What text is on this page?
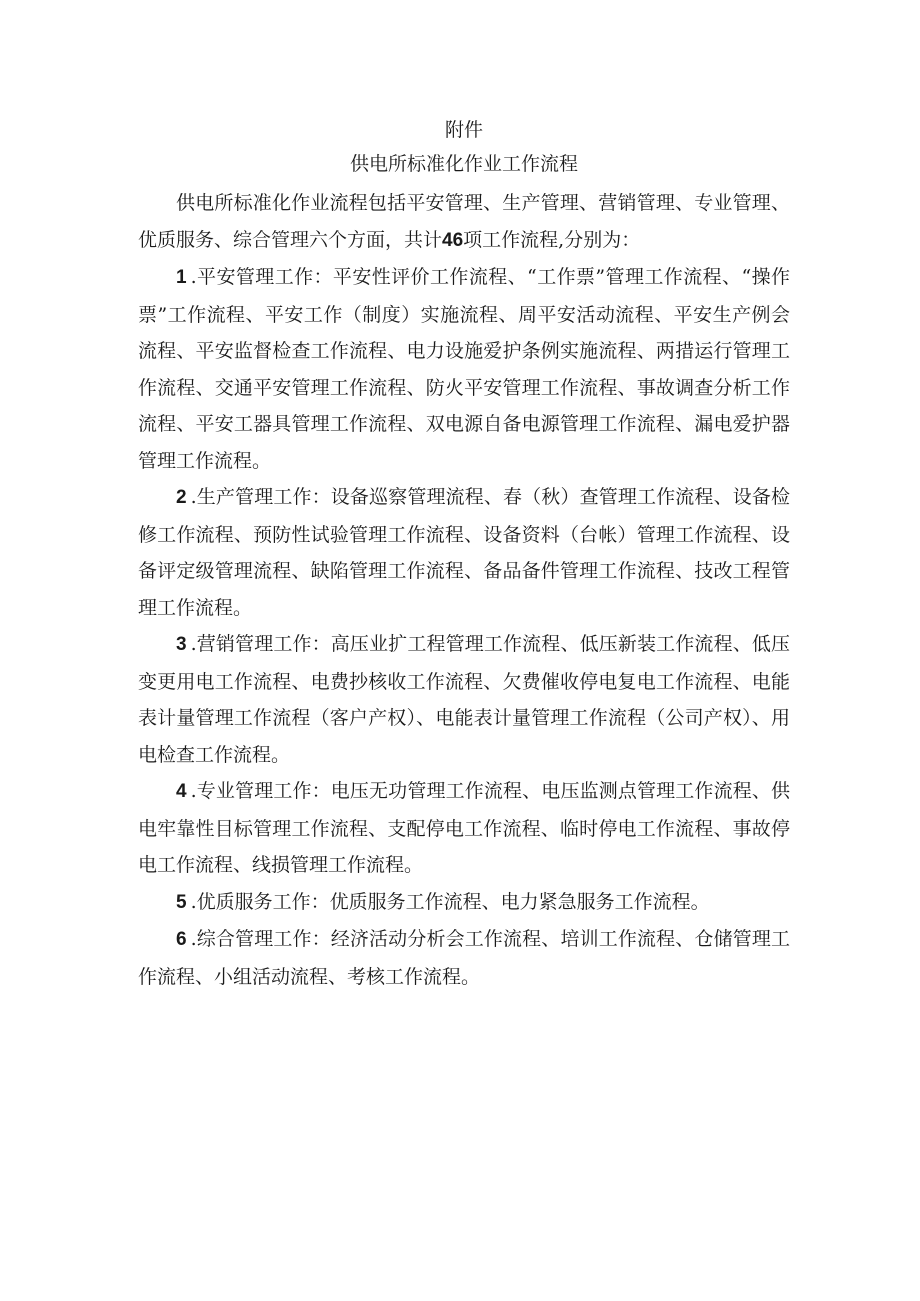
附件
供电所标准化作业工作流程

供电所标准化作业流程包括平安管理、生产管理、营销管理、专业管理、优质服务、综合管理六个方面，共计46项工作流程,分别为：

1 .平安管理工作：平安性评价工作流程、“工作票”管理工作流程、“操作票”工作流程、平安工作（制度）实施流程、周平安活动流程、平安生产例会流程、平安监督检查工作流程、电力设施爱护条例实施流程、两措运行管理工作流程、交通平安管理工作流程、防火平安管理工作流程、事故调查分析工作流程、平安工器具管理工作流程、双电源自备电源管理工作流程、漏电爱护器管理工作流程。

2 .生产管理工作：设备巡察管理流程、春（秋）查管理工作流程、设备检修工作流程、预防性试验管理工作流程、设备资料（台帐）管理工作流程、设备评定级管理流程、缺陷管理工作流程、备品备件管理工作流程、技改工程管理工作流程。

3 .营销管理工作：高压业扩工程管理工作流程、低压新装工作流程、低压变更用电工作流程、电费抄核收工作流程、欠费催收停电复电工作流程、电能表计量管理工作流程（客户产权）、电能表计量管理工作流程（公司产权）、用电检查工作流程。

4 .专业管理工作：电压无功管理工作流程、电压监测点管理工作流程、供电牢靠性目标管理工作流程、支配停电工作流程、临时停电工作流程、事故停电工作流程、线损管理工作流程。

5 .优质服务工作：优质服务工作流程、电力紧急服务工作流程。

6 .综合管理工作：经济活动分析会工作流程、培训工作流程、仓储管理工作流程、小组活动流程、考核工作流程。
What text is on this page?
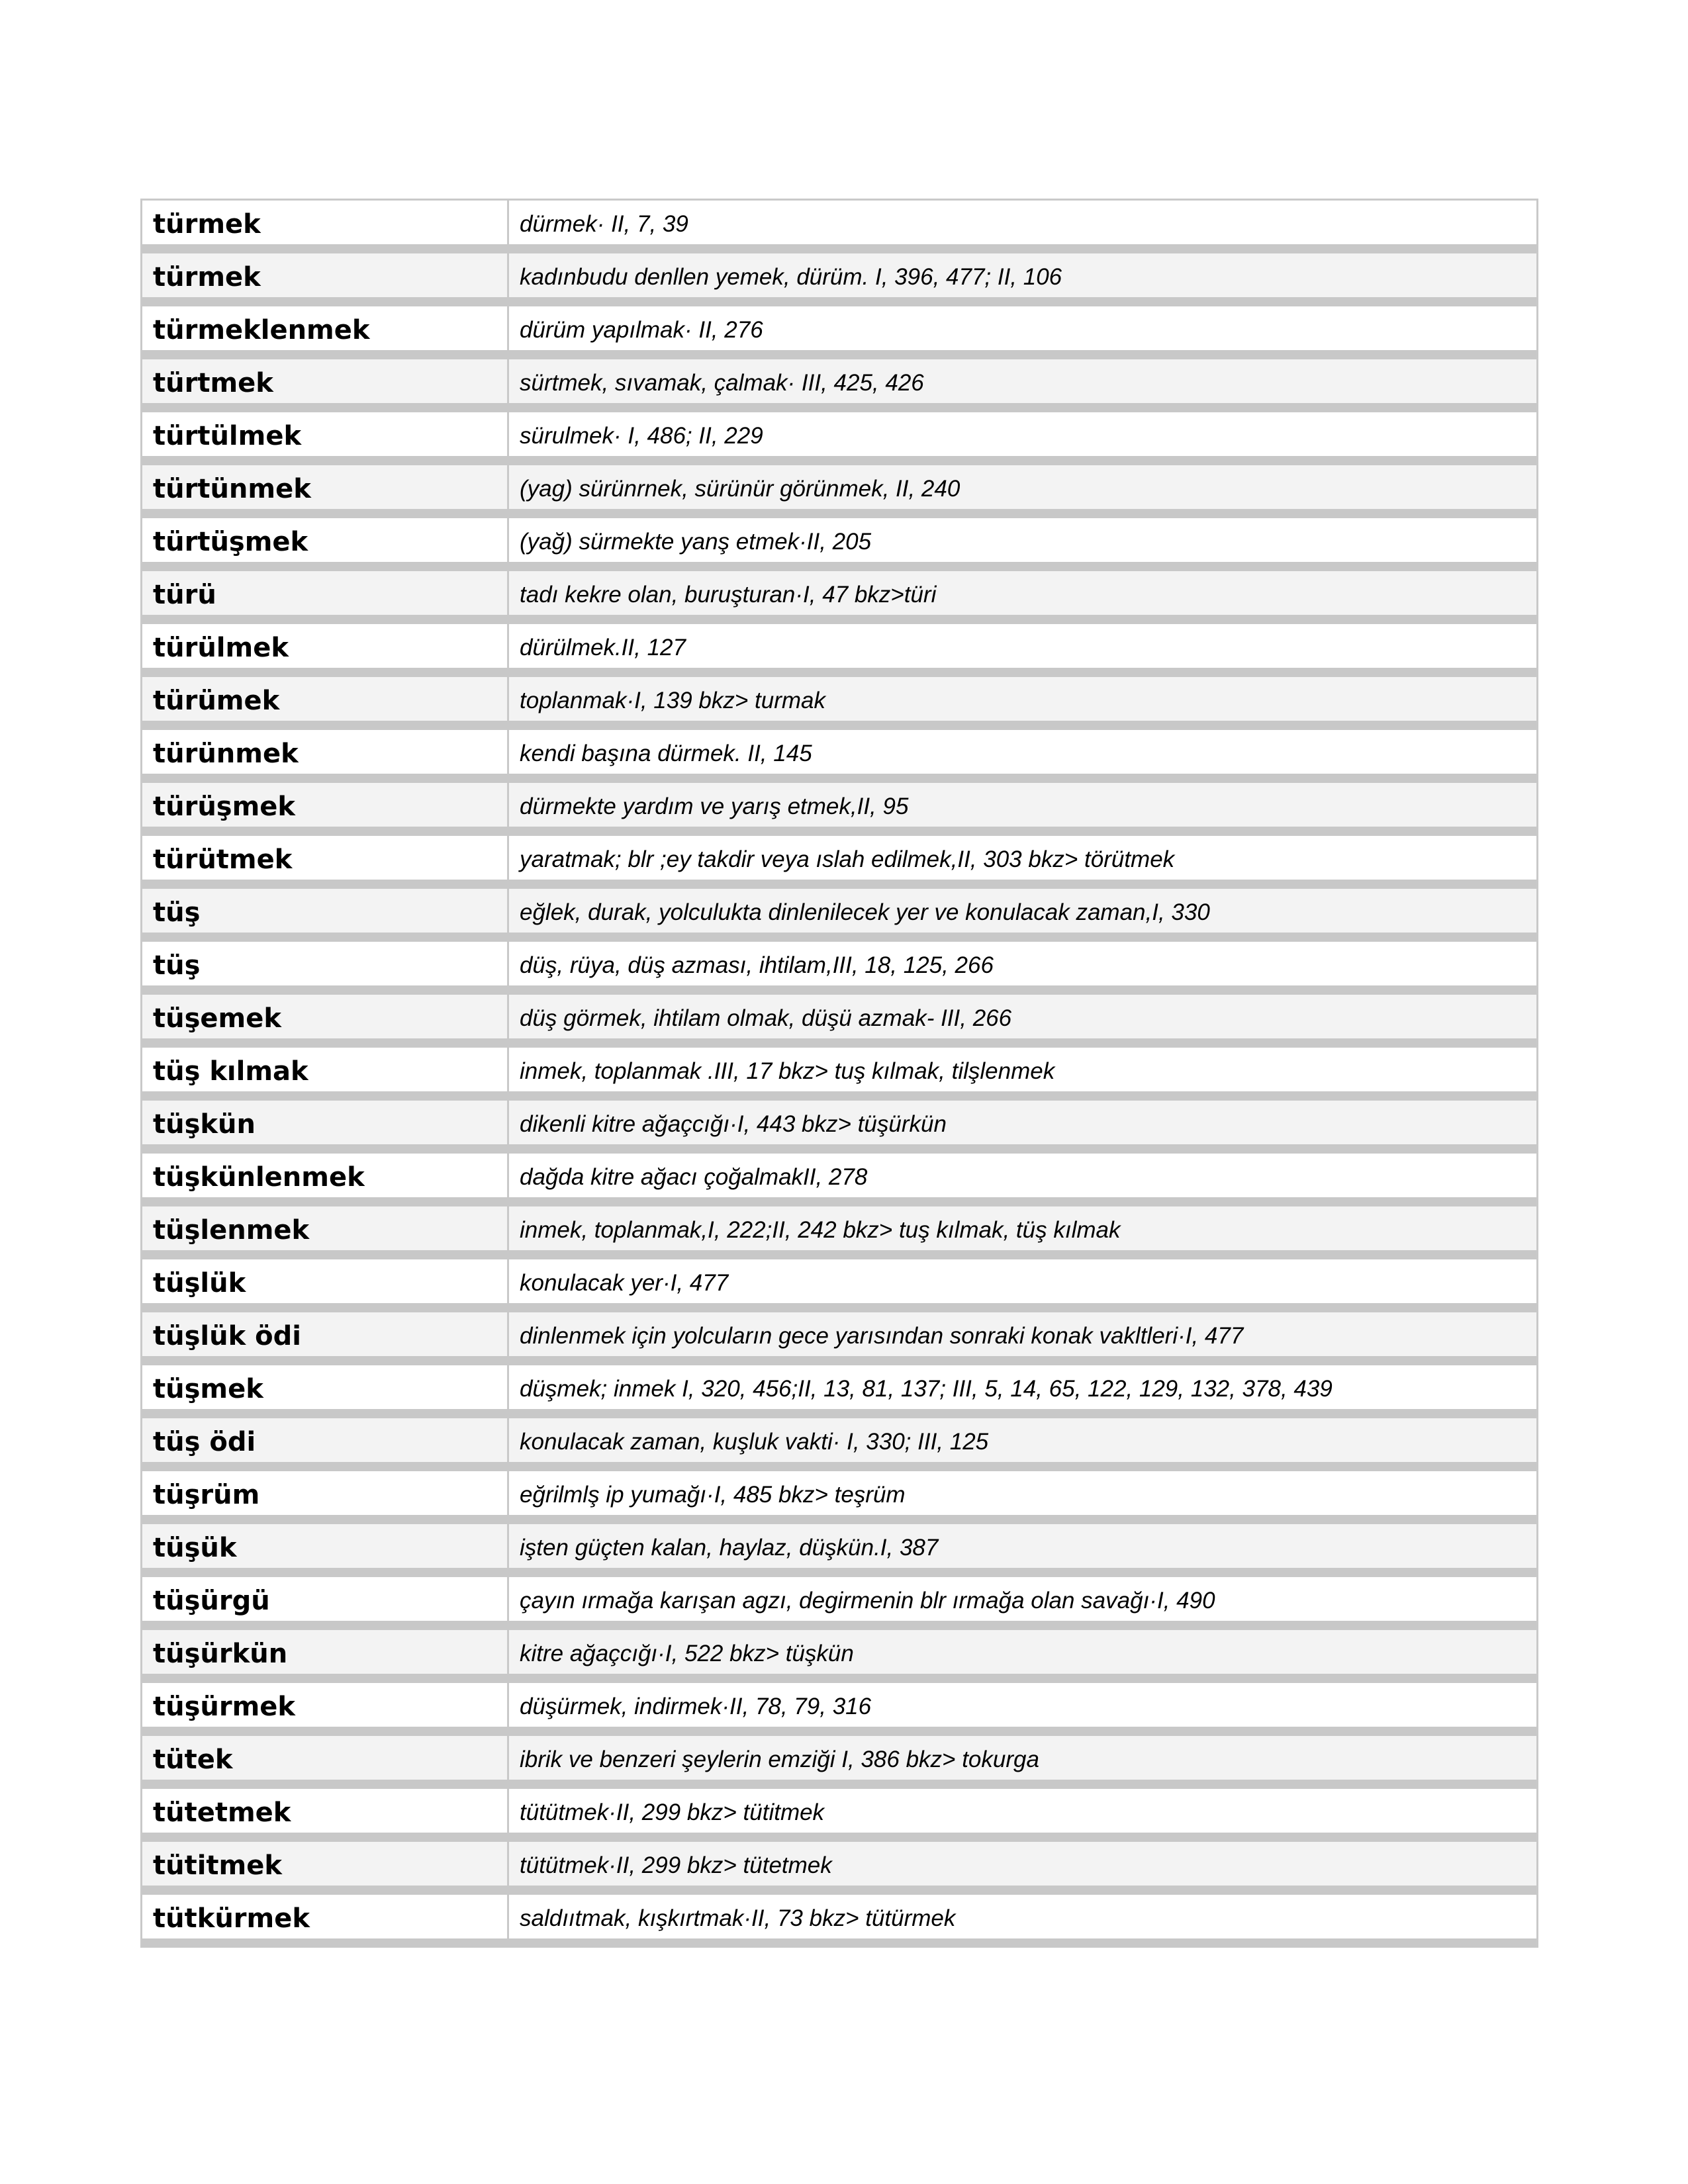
türmek	dürmek· II, 7, 39
türmek	kadınbudu denllen yemek, dürüm. I, 396, 477; II, 106
türmeklenmek	dürüm yapılmak· II, 276
türtmek	sürtmek, sıvamak, çalmak· III, 425, 426
türtülmek	sürulmek· I, 486; II, 229
türtünmek	(yag) sürünrnek, sürünür görünmek, II, 240
türtüşmek	(yağ) sürmekte yanş etmek·II, 205
türü	tadı kekre olan, buruşturan·I, 47 bkz>türi
türülmek	dürülmek.II, 127
türümek	toplanmak·I, 139 bkz> turmak
türünmek	kendi başına dürmek. II, 145
türüşmek	dürmekte yardım ve yarış etmek,II, 95
türütmek	yaratmak; blr ;ey takdir veya ıslah edilmek,II, 303 bkz> törütmek
tüş	eğlek, durak, yolculukta dinlenilecek yer ve konulacak zaman,I, 330
tüş	düş, rüya, düş azması, ihtilam,III, 18, 125, 266
tüşemek	düş görmek, ihtilam olmak, düşü azmak- III, 266
tüş kılmak	inmek, toplanmak .III, 17 bkz> tuş kılmak, tilşlenmek
tüşkün	dikenli kitre ağaçcığı·I, 443 bkz> tüşürkün
tüşkünlenmek	dağda kitre ağacı çoğalmakII, 278
tüşlenmek	inmek, toplanmak,I, 222;II, 242 bkz> tuş kılmak, tüş kılmak
tüşlük	konulacak yer·I, 477
tüşlük ödi	dinlenmek için yolcuların gece yarısından sonraki konak vakltleri·I, 477
tüşmek	düşmek; inmek I, 320, 456;II, 13, 81, 137; III, 5, 14, 65, 122, 129, 132, 378, 439
tüş ödi	konulacak zaman, kuşluk vakti· I, 330; III, 125
tüşrüm	eğrilmlş ip yumağı·I, 485 bkz> teşrüm
tüşük	işten güçten kalan, haylaz, düşkün.I, 387
tüşürgü	çayın ırmağa karışan agzı, degirmenin blr ırmağa olan savağı·I, 490
tüşürkün	kitre ağaçcığı·I, 522 bkz> tüşkün
tüşürmek	düşürmek, indirmek·II, 78, 79, 316
tütek	ibrik ve benzeri şeylerin emziği I, 386 bkz> tokurga
tütetmek	tütütmek·II, 299 bkz> tütitmek
tütitmek	tütütmek·II, 299 bkz> tütetmek
tütkürmek	saldııtmak, kışkırtmak·II, 73 bkz> tütürmek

○ ○ ○

*Exercise objective:* Can you repeat every record above exactly, apart from the pictures?

*Response to this exercise:*
What text is on this page?
附件
供电所标准化作业工作流程

供电所标准化作业流程包括平安管理、生产管理、营销管理、专业管理、优质服务、综合管理六个方面，共计46项工作流程,分别为：

1 .平安管理工作：平安性评价工作流程、“工作票”管理工作流程、“操作票”工作流程、平安工作（制度）实施流程、周平安活动流程、平安生产例会流程、平安监督检查工作流程、电力设施爱护条例实施流程、两措运行管理工作流程、交通平安管理工作流程、防火平安管理工作流程、事故调查分析工作流程、平安工器具管理工作流程、双电源自备电源管理工作流程、漏电爱护器管理工作流程。

2 .生产管理工作：设备巡察管理流程、春（秋）查管理工作流程、设备检修工作流程、预防性试验管理工作流程、设备资料（台帐）管理工作流程、设备评定级管理流程、缺陷管理工作流程、备品备件管理工作流程、技改工程管理工作流程。

3 .营销管理工作：高压业扩工程管理工作流程、低压新装工作流程、低压变更用电工作流程、电费抄核收工作流程、欠费催收停电复电工作流程、电能表计量管理工作流程（客户产权）、电能表计量管理工作流程（公司产权）、用电检查工作流程。

4 .专业管理工作：电压无功管理工作流程、电压监测点管理工作流程、供电牢靠性目标管理工作流程、支配停电工作流程、临时停电工作流程、事故停电工作流程、线损管理工作流程。

5 .优质服务工作：优质服务工作流程、电力紧急服务工作流程。

6 .综合管理工作：经济活动分析会工作流程、培训工作流程、仓储管理工作流程、小组活动流程、考核工作流程。
What text is on this page?
türmek	dürmek· II, 7, 39
türmek	kadınbudu denllen yemek, dürüm. I, 396, 477; II, 106
türmeklenmek	dürüm yapılmak· II, 276
türtmek	sürtmek, sıvamak, çalmak· III, 425, 426
türtülmek	sürulmek· I, 486; II, 229
türtünmek	(yag) sürünrnek, sürünür görünmek, II, 240
türtüşmek	(yağ) sürmekte yanş etmek·II, 205
türü	tadı kekre olan, buruşturan·I, 47 bkz>türi
türülmek	dürülmek.II, 127
türümek	toplanmak·I, 139 bkz> turmak
türünmek	kendi başına dürmek. II, 145
türüşmek	dürmekte yardım ve yarış etmek,II, 95
türütmek	yaratmak; blr ;ey takdir veya ıslah edilmek,II, 303 bkz> törütmek
tüş	eğlek, durak, yolculukta dinlenilecek yer ve konulacak zaman,I, 330
tüş	düş, rüya, düş azması, ihtilam,III, 18, 125, 266
tüşemek	düş görmek, ihtilam olmak, düşü azmak- III, 266
tüş kılmak	inmek, toplanmak .III, 17 bkz> tuş kılmak, tilşlenmek
tüşkün	dikenli kitre ağaçcığı·I, 443 bkz> tüşürkün
tüşkünlenmek	dağda kitre ağacı çoğalmakII, 278
tüşlenmek	inmek, toplanmak,I, 222;II, 242 bkz> tuş kılmak, tüş kılmak
tüşlük	konulacak yer·I, 477
tüşlük ödi	dinlenmek için yolcuların gece yarısından sonraki konak vakltleri·I, 477
tüşmek	düşmek; inmek I, 320, 456;II, 13, 81, 137; III, 5, 14, 65, 122, 129, 132, 378, 439
tüş ödi	konulacak zaman, kuşluk vakti· I, 330; III, 125
tüşrüm	eğrilmlş ip yumağı·I, 485 bkz> teşrüm
tüşük	işten güçten kalan, haylaz, düşkün.I, 387
tüşürgü	çayın ırmağa karışan agzı, degirmenin blr ırmağa olan savağı·I, 490
tüşürkün	kitre ağaçcığı·I, 522 bkz> tüşkün
tüşürmek	düşürmek, indirmek·II, 78, 79, 316
tütek	ibrik ve benzeri şeylerin emziği I, 386 bkz> tokurga
tütetmek	tütütmek·II, 299 bkz> tütitmek
tütitmek	tütütmek·II, 299 bkz> tütetmek
tütkürmek	saldııtmak, kışkırtmak·II, 73 bkz> tütürmek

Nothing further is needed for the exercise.